● WRITTEN TASK: Select and reproduce each line of the listing below that bears the string "name".
### PROVIDED DATA
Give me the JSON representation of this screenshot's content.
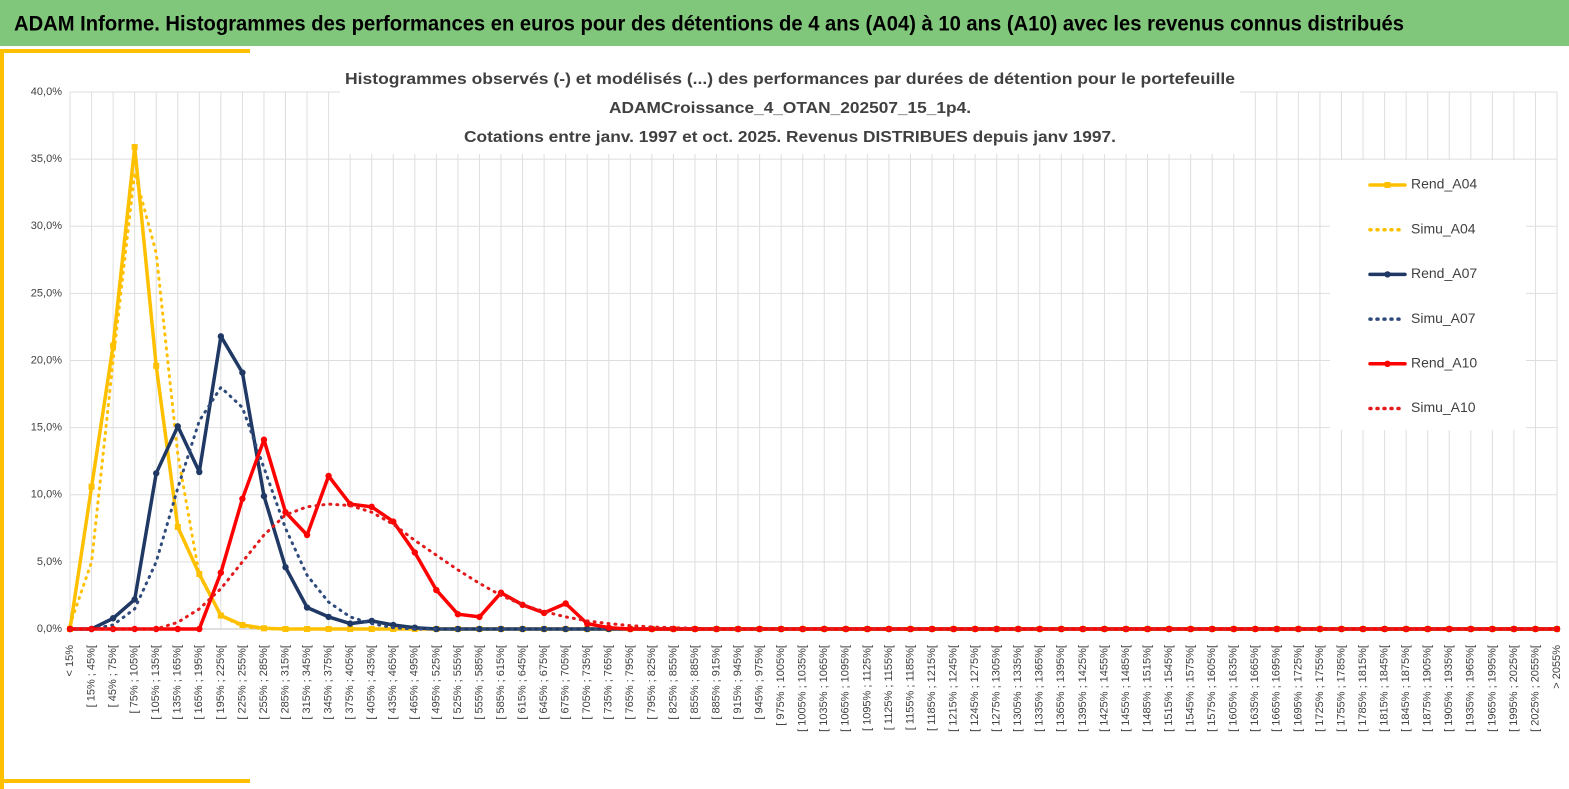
{
  "header": {
    "title": "ADAM Informe. Histogrammes des performances en euros pour des détentions de 4 ans (A04) à 10 ans (A10) avec les revenus connus distribués"
  },
  "chart_data": {
    "type": "line",
    "title": [
      "Histogrammes observés (-) et modélisés (...) des performances  par durées de détention pour le portefeuille",
      "ADAMCroissance_4_OTAN_202507_15_1p4.",
      "Cotations  entre janv. 1997 et oct. 2025. Revenus DISTRIBUES depuis janv 1997."
    ],
    "categories": [
      "< 15%",
      "[ 15% ; 45%[",
      "[ 45% ; 75%[",
      "[ 75% ; 105%[",
      "[ 105% ; 135%[",
      "[ 135% ; 165%[",
      "[ 165% ; 195%[",
      "[ 195% ; 225%[",
      "[ 225% ; 255%[",
      "[ 255% ; 285%[",
      "[ 285% ; 315%[",
      "[ 315% ; 345%[",
      "[ 345% ; 375%[",
      "[ 375% ; 405%[",
      "[ 405% ; 435%[",
      "[ 435% ; 465%[",
      "[ 465% ; 495%[",
      "[ 495% ; 525%[",
      "[ 525% ; 555%[",
      "[ 555% ; 585%[",
      "[ 585% ; 615%[",
      "[ 615% ; 645%[",
      "[ 645% ; 675%[",
      "[ 675% ; 705%[",
      "[ 705% ; 735%[",
      "[ 735% ; 765%[",
      "[ 765% ; 795%[",
      "[ 795% ; 825%[",
      "[ 825% ; 855%[",
      "[ 855% ; 885%[",
      "[ 885% ; 915%[",
      "[ 915% ; 945%[",
      "[ 945% ; 975%[",
      "[ 975% ; 1005%[",
      "[ 1005% ; 1035%[",
      "[ 1035% ; 1065%[",
      "[ 1065% ; 1095%[",
      "[ 1095% ; 1125%[",
      "[ 1125% ; 1155%[",
      "[ 1155% ; 1185%[",
      "[ 1185% ; 1215%[",
      "[ 1215% ; 1245%[",
      "[ 1245% ; 1275%[",
      "[ 1275% ; 1305%[",
      "[ 1305% ; 1335%[",
      "[ 1335% ; 1365%[",
      "[ 1365% ; 1395%[",
      "[ 1395% ; 1425%[",
      "[ 1425% ; 1455%[",
      "[ 1455% ; 1485%[",
      "[ 1485% ; 1515%[",
      "[ 1515% ; 1545%[",
      "[ 1545% ; 1575%[",
      "[ 1575% ; 1605%[",
      "[ 1605% ; 1635%[",
      "[ 1635% ; 1665%[",
      "[ 1665% ; 1695%[",
      "[ 1695% ; 1725%[",
      "[ 1725% ; 1755%[",
      "[ 1755% ; 1785%[",
      "[ 1785% ; 1815%[",
      "[ 1815% ; 1845%[",
      "[ 1845% ; 1875%[",
      "[ 1875% ; 1905%[",
      "[ 1905% ; 1935%[",
      "[ 1935% ; 1965%[",
      "[ 1965% ; 1995%[",
      "[ 1995% ; 2025%[",
      "[ 2025% ; 2055%[",
      "> 2055%"
    ],
    "series": [
      {
        "name": "Rend_A04",
        "color": "#ffc000",
        "line_style": "solid",
        "marker": "square",
        "values": [
          0,
          10.6,
          21.1,
          35.9,
          19.6,
          7.6,
          4.1,
          1.0,
          0.3,
          0.05,
          0,
          0,
          0,
          0,
          0,
          0,
          0,
          0,
          0,
          0,
          0,
          0,
          0,
          0,
          0,
          0,
          0,
          0,
          0,
          0,
          0,
          0,
          0,
          0,
          0,
          0,
          0,
          0,
          0,
          0,
          0,
          0,
          0,
          0,
          0,
          0,
          0,
          0,
          0,
          0,
          0,
          0,
          0,
          0,
          0,
          0,
          0,
          0,
          0,
          0,
          0,
          0,
          0,
          0,
          0,
          0,
          0,
          0,
          0,
          0
        ]
      },
      {
        "name": "Simu_A04",
        "color": "#ffc000",
        "line_style": "dotted",
        "marker": "none",
        "values": [
          0.3,
          5,
          20,
          34,
          28,
          13,
          4,
          1,
          0.2,
          0,
          0,
          0,
          0,
          0,
          0,
          0,
          0,
          0,
          0,
          0,
          0,
          0,
          0,
          0,
          0,
          0,
          0,
          0,
          0,
          0,
          0,
          0,
          0,
          0,
          0,
          0,
          0,
          0,
          0,
          0,
          0,
          0,
          0,
          0,
          0,
          0,
          0,
          0,
          0,
          0,
          0,
          0,
          0,
          0,
          0,
          0,
          0,
          0,
          0,
          0,
          0,
          0,
          0,
          0,
          0,
          0,
          0,
          0,
          0,
          0
        ]
      },
      {
        "name": "Rend_A07",
        "color": "#1f3864",
        "line_style": "solid",
        "marker": "circle",
        "values": [
          0,
          0,
          0.8,
          2.2,
          11.6,
          15.1,
          11.7,
          21.8,
          19.1,
          9.9,
          4.6,
          1.6,
          0.9,
          0.4,
          0.6,
          0.3,
          0.1,
          0,
          0,
          0,
          0,
          0,
          0,
          0,
          0,
          0,
          0,
          0,
          0,
          0,
          0,
          0,
          0,
          0,
          0,
          0,
          0,
          0,
          0,
          0,
          0,
          0,
          0,
          0,
          0,
          0,
          0,
          0,
          0,
          0,
          0,
          0,
          0,
          0,
          0,
          0,
          0,
          0,
          0,
          0,
          0,
          0,
          0,
          0,
          0,
          0,
          0,
          0,
          0,
          0
        ]
      },
      {
        "name": "Simu_A07",
        "color": "#2f4b7c",
        "line_style": "dotted",
        "marker": "none",
        "values": [
          0,
          0,
          0.3,
          1.5,
          5,
          10.5,
          15.5,
          18,
          16.5,
          12,
          7.5,
          4,
          2,
          0.9,
          0.4,
          0.1,
          0,
          0,
          0,
          0,
          0,
          0,
          0,
          0,
          0,
          0,
          0,
          0,
          0,
          0,
          0,
          0,
          0,
          0,
          0,
          0,
          0,
          0,
          0,
          0,
          0,
          0,
          0,
          0,
          0,
          0,
          0,
          0,
          0,
          0,
          0,
          0,
          0,
          0,
          0,
          0,
          0,
          0,
          0,
          0,
          0,
          0,
          0,
          0,
          0,
          0,
          0,
          0,
          0,
          0
        ]
      },
      {
        "name": "Rend_A10",
        "color": "#ff0000",
        "line_style": "solid",
        "marker": "circle",
        "values": [
          0,
          0,
          0,
          0,
          0,
          0,
          0,
          4.2,
          9.7,
          14.1,
          8.7,
          7.0,
          11.4,
          9.3,
          9.1,
          8.0,
          5.7,
          2.9,
          1.1,
          0.9,
          2.7,
          1.8,
          1.2,
          1.9,
          0.4,
          0.1,
          0,
          0,
          0,
          0,
          0,
          0,
          0,
          0,
          0,
          0,
          0,
          0,
          0,
          0,
          0,
          0,
          0,
          0,
          0,
          0,
          0,
          0,
          0,
          0,
          0,
          0,
          0,
          0,
          0,
          0,
          0,
          0,
          0,
          0,
          0,
          0,
          0,
          0,
          0,
          0,
          0,
          0,
          0,
          0
        ]
      },
      {
        "name": "Simu_A10",
        "color": "#e31a1c",
        "line_style": "dotted",
        "marker": "none",
        "values": [
          0,
          0,
          0,
          0,
          0,
          0.5,
          1.5,
          3.0,
          5,
          7,
          8.5,
          9.1,
          9.3,
          9.2,
          8.7,
          7.8,
          6.6,
          5.5,
          4.4,
          3.4,
          2.5,
          1.8,
          1.3,
          0.9,
          0.6,
          0.4,
          0.25,
          0.15,
          0.1,
          0.05,
          0,
          0,
          0,
          0,
          0,
          0,
          0,
          0,
          0,
          0,
          0,
          0,
          0,
          0,
          0,
          0,
          0,
          0,
          0,
          0,
          0,
          0,
          0,
          0,
          0,
          0,
          0,
          0,
          0,
          0,
          0,
          0,
          0,
          0,
          0,
          0,
          0,
          0,
          0,
          0
        ]
      }
    ],
    "ylim": [
      0,
      40
    ],
    "yticks": [
      {
        "value": 0,
        "label": "0,0%"
      },
      {
        "value": 5,
        "label": "5,0%"
      },
      {
        "value": 10,
        "label": "10,0%"
      },
      {
        "value": 15,
        "label": "15,0%"
      },
      {
        "value": 20,
        "label": "20,0%"
      },
      {
        "value": 25,
        "label": "25,0%"
      },
      {
        "value": 30,
        "label": "30,0%"
      },
      {
        "value": 35,
        "label": "35,0%"
      },
      {
        "value": 40,
        "label": "40,0%"
      }
    ],
    "grid": true,
    "legend": "right"
  }
}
######
● FINISHED TASK:
        "name": "Rend_A04",
        "name": "Simu_A04",
        "name": "Rend_A07",
        "name": "Simu_A07",
        "name": "Rend_A10",
        "name": "Simu_A10",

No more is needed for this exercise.